## INPUT DATA
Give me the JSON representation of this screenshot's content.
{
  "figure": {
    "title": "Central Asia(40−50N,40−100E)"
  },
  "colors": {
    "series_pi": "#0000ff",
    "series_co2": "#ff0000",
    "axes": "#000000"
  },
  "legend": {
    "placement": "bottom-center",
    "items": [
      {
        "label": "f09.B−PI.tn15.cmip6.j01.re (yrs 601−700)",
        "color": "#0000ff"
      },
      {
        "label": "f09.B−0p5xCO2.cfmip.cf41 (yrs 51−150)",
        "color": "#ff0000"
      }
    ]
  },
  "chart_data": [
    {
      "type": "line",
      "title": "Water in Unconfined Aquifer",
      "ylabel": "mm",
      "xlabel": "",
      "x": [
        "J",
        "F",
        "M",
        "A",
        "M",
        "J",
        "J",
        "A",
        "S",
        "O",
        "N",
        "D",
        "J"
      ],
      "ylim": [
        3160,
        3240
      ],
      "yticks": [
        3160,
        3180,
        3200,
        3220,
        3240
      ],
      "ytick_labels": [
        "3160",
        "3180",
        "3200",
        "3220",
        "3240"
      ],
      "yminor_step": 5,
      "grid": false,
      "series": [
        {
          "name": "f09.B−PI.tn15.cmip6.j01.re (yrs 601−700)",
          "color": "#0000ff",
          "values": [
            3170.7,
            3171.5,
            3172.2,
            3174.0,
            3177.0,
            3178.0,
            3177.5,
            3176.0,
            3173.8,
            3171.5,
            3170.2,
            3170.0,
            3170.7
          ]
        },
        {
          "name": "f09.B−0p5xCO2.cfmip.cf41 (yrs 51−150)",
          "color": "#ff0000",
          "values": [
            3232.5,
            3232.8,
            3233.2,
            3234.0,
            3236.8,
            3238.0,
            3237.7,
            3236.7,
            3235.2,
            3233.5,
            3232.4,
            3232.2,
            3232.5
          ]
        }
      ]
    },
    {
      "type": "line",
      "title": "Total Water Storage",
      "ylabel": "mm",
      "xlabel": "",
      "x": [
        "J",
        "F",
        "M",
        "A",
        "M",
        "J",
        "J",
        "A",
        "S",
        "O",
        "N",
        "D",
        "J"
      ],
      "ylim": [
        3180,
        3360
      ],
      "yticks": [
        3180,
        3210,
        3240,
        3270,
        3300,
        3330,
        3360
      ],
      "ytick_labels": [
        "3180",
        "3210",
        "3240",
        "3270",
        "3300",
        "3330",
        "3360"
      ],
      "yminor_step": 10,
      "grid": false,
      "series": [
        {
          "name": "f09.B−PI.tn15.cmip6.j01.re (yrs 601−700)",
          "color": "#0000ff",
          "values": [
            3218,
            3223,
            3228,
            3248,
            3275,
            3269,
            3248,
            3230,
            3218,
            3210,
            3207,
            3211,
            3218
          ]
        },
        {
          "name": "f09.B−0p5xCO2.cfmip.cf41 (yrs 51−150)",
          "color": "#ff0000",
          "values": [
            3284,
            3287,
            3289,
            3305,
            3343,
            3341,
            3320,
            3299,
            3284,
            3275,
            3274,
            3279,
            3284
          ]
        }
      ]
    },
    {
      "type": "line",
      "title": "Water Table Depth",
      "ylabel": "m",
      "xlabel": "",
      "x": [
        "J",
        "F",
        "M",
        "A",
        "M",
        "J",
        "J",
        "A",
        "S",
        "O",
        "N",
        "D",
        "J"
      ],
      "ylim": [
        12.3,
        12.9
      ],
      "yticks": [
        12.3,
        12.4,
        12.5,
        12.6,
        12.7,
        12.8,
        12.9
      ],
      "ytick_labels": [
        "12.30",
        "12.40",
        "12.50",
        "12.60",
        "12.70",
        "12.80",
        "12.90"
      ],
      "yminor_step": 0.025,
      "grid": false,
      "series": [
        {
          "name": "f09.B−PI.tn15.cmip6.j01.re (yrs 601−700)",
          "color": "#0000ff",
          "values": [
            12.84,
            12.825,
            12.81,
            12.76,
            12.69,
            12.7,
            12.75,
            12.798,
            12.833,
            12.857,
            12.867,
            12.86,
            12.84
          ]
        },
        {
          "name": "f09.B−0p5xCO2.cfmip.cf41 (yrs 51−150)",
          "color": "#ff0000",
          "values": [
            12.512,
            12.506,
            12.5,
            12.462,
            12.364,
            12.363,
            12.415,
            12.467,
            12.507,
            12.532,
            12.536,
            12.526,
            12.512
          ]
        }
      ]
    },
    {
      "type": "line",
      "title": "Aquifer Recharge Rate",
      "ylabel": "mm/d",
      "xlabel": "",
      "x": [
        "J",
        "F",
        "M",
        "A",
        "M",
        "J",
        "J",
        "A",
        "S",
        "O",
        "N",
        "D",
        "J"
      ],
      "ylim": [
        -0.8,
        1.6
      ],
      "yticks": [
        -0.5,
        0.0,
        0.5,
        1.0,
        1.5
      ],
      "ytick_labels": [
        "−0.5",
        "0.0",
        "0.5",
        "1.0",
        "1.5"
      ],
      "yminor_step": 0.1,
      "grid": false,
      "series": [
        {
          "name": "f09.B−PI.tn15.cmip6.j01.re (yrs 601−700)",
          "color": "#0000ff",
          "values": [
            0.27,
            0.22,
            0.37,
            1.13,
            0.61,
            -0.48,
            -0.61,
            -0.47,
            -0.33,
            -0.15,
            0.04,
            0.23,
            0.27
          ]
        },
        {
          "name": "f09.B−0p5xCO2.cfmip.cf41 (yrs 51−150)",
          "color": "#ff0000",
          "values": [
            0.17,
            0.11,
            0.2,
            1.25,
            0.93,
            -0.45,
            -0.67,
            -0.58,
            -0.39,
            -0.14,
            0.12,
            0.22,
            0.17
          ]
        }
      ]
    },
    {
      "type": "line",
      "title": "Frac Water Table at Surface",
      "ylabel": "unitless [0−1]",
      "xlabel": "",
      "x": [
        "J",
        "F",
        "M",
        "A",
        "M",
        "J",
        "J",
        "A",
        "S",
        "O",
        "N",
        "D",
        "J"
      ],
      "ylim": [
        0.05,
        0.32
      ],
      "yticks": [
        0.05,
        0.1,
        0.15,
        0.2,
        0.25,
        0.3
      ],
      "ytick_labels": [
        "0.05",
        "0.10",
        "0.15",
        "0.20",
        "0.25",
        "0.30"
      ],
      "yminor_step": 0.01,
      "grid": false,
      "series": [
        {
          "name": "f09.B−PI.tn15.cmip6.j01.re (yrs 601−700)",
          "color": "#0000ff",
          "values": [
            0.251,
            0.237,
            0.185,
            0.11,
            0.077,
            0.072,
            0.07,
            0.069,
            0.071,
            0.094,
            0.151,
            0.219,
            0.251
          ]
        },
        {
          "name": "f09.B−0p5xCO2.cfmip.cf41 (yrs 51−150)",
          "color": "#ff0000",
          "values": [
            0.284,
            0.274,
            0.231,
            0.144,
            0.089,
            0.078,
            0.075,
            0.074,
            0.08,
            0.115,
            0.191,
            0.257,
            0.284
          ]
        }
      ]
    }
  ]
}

## WHAT TO PRODUCE
Pick out and copy the lines of the material that include the word "ylabel".

## EXERCISE OUTPUT
      "ylabel": "mm",
      "ylabel": "mm",
      "ylabel": "m",
      "ylabel": "mm/d",
      "ylabel": "unitless [0−1]",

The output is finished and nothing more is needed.